[start of Items]

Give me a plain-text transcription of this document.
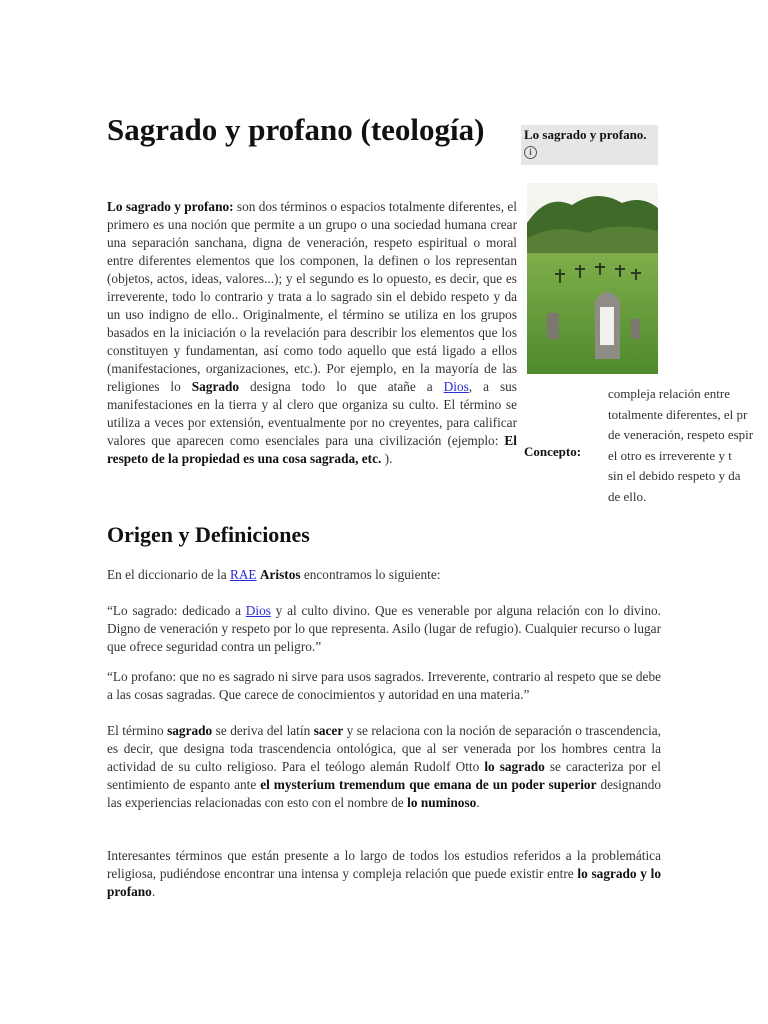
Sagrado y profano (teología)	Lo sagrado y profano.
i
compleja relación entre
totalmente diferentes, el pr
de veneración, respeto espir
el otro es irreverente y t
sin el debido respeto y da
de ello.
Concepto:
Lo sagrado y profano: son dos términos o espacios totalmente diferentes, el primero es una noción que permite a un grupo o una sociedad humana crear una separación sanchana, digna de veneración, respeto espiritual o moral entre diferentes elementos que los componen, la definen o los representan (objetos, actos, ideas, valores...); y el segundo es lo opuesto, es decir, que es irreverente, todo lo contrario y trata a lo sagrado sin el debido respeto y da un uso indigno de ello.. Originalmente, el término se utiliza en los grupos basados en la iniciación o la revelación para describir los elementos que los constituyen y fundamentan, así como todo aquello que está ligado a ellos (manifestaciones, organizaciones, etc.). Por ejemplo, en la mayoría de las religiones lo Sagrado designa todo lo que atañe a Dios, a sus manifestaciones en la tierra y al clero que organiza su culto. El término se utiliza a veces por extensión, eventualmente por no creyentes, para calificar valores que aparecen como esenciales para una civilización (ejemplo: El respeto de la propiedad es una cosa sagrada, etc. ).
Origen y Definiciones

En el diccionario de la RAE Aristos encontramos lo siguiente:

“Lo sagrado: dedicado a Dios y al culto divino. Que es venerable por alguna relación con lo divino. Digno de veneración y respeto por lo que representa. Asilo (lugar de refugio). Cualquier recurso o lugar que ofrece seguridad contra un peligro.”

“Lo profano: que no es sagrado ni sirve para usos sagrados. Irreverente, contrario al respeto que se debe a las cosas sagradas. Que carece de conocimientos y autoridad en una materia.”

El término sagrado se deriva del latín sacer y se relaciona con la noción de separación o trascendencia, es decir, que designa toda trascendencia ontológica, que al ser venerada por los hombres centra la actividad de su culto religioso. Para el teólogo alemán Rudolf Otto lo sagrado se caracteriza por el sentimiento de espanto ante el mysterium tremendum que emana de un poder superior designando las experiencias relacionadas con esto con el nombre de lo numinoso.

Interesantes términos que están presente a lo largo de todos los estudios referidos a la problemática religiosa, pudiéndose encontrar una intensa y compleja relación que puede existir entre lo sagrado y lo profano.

[end of Items]
[start of Items]

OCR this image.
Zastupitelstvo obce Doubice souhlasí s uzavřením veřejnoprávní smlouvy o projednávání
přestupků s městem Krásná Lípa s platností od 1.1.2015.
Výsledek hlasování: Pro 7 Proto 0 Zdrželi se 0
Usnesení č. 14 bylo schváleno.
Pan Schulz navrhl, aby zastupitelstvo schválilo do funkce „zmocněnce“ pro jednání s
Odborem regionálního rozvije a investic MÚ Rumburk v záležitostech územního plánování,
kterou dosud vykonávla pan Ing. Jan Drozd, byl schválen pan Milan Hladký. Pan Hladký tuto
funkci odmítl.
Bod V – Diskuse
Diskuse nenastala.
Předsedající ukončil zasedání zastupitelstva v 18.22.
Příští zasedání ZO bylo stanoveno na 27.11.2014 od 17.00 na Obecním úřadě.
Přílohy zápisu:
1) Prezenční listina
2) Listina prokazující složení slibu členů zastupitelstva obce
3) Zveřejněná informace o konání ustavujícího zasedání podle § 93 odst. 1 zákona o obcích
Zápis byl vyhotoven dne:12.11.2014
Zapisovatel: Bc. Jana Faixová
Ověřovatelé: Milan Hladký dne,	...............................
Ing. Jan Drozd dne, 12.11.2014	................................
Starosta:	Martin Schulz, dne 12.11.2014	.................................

[end of Items]
[start of Items]

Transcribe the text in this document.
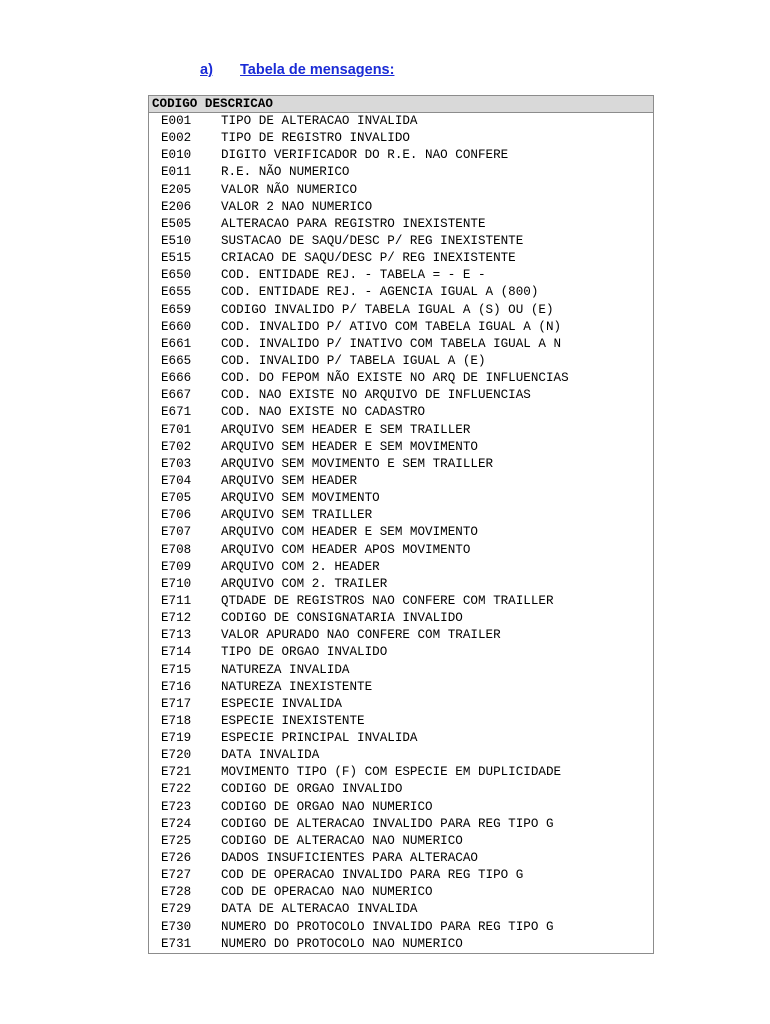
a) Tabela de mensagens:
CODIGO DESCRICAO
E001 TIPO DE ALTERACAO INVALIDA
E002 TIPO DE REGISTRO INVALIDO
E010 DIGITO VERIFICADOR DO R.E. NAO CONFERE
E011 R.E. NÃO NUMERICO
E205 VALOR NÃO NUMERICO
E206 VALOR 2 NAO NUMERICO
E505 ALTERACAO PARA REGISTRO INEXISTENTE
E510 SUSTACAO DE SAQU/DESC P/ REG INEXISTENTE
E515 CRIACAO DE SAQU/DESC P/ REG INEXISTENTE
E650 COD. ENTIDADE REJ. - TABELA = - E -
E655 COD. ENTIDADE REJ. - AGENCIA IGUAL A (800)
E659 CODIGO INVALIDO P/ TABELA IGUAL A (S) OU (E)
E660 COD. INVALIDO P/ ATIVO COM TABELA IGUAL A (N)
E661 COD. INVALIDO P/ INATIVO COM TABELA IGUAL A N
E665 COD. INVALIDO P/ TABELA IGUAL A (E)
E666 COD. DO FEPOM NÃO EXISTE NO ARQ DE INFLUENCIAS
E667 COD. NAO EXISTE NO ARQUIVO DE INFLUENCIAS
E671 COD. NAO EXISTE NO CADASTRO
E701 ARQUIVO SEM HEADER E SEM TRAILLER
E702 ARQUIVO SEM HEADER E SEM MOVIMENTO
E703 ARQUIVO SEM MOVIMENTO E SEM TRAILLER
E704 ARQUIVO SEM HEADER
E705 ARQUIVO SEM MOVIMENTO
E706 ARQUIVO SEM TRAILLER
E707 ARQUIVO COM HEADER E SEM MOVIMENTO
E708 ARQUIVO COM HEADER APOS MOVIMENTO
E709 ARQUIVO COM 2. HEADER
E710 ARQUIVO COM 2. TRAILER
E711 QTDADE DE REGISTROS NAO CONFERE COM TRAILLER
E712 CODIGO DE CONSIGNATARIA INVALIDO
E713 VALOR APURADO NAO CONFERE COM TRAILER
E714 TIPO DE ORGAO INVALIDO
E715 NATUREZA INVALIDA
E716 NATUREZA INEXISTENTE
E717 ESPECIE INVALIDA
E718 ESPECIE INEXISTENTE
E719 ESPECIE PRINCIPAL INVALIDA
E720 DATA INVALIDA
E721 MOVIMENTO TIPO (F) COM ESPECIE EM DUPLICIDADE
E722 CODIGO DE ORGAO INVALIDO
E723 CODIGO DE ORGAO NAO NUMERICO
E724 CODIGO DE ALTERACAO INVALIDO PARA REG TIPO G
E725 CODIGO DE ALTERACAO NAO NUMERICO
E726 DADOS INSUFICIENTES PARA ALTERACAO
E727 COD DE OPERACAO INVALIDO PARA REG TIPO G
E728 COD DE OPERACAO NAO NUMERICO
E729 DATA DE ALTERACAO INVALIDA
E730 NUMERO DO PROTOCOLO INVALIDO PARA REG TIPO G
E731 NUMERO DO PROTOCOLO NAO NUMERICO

[end of Items]

All lines in the data that contain the word "text" should be copied.

Give me a plain-text transcription of this document.
Transcribe the text in this document.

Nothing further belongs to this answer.